Print all entries precisely as they are written.

___ Dataset excerpts ___

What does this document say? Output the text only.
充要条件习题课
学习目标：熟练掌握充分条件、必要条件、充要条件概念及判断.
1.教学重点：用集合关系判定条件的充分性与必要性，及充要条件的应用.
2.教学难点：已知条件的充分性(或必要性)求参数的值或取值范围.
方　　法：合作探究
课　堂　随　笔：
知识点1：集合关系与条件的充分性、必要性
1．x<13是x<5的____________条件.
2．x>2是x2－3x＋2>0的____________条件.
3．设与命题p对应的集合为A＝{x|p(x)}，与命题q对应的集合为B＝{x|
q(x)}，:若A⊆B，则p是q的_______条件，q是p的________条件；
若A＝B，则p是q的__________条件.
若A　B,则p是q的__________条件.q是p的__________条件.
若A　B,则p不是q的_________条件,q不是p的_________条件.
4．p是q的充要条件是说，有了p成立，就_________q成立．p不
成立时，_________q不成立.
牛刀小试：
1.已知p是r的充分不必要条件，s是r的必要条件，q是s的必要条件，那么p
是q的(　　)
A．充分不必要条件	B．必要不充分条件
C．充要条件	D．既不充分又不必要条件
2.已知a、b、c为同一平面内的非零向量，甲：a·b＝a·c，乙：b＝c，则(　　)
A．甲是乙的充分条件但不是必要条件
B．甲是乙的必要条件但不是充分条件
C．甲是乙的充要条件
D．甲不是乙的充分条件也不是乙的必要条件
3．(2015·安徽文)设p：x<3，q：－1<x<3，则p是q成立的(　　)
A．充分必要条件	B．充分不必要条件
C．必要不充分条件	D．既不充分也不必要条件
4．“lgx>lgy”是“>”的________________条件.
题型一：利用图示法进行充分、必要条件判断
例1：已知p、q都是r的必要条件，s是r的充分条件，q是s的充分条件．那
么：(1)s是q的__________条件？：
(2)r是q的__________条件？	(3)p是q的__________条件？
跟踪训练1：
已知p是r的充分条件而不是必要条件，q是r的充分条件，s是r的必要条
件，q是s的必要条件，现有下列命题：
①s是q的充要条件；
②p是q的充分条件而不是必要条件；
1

___

● **Exercise solution**:
What does this document say? Output the text only.
充要条件习题课
学习目标：熟练掌握充分条件、必要条件、充要条件概念及判断.
1.教学重点：用集合关系判定条件的充分性与必要性，及充要条件的应用.
2.教学难点：已知条件的充分性(或必要性)求参数的值或取值范围.
方　　法：合作探究
课　堂　随　笔：
知识点1：集合关系与条件的充分性、必要性
1．x<13是x<5的____________条件.
2．x>2是x2－3x＋2>0的____________条件.
3．设与命题p对应的集合为A＝{x|p(x)}，与命题q对应的集合为B＝{x|
q(x)}，:若A⊆B，则p是q的_______条件，q是p的________条件；
若A＝B，则p是q的__________条件.
若A　B,则p是q的__________条件.q是p的__________条件.
若A　B,则p不是q的_________条件,q不是p的_________条件.
4．p是q的充要条件是说，有了p成立，就_________q成立．p不
成立时，_________q不成立.
牛刀小试：
1.已知p是r的充分不必要条件，s是r的必要条件，q是s的必要条件，那么p
是q的(　　)
A．充分不必要条件	B．必要不充分条件
C．充要条件	D．既不充分又不必要条件
2.已知a、b、c为同一平面内的非零向量，甲：a·b＝a·c，乙：b＝c，则(　　)
A．甲是乙的充分条件但不是必要条件
B．甲是乙的必要条件但不是充分条件
C．甲是乙的充要条件
D．甲不是乙的充分条件也不是乙的必要条件
3．(2015·安徽文)设p：x<3，q：－1<x<3，则p是q成立的(　　)
A．充分必要条件	B．充分不必要条件
C．必要不充分条件	D．既不充分也不必要条件
4．“lgx>lgy”是“>”的________________条件.
题型一：利用图示法进行充分、必要条件判断
例1：已知p、q都是r的必要条件，s是r的充分条件，q是s的充分条件．那
么：(1)s是q的__________条件？：
(2)r是q的__________条件？	(3)p是q的__________条件？
跟踪训练1：
已知p是r的充分条件而不是必要条件，q是r的充分条件，s是r的必要条
件，q是s的必要条件，现有下列命题：
①s是q的充要条件；
②p是q的充分条件而不是必要条件；
1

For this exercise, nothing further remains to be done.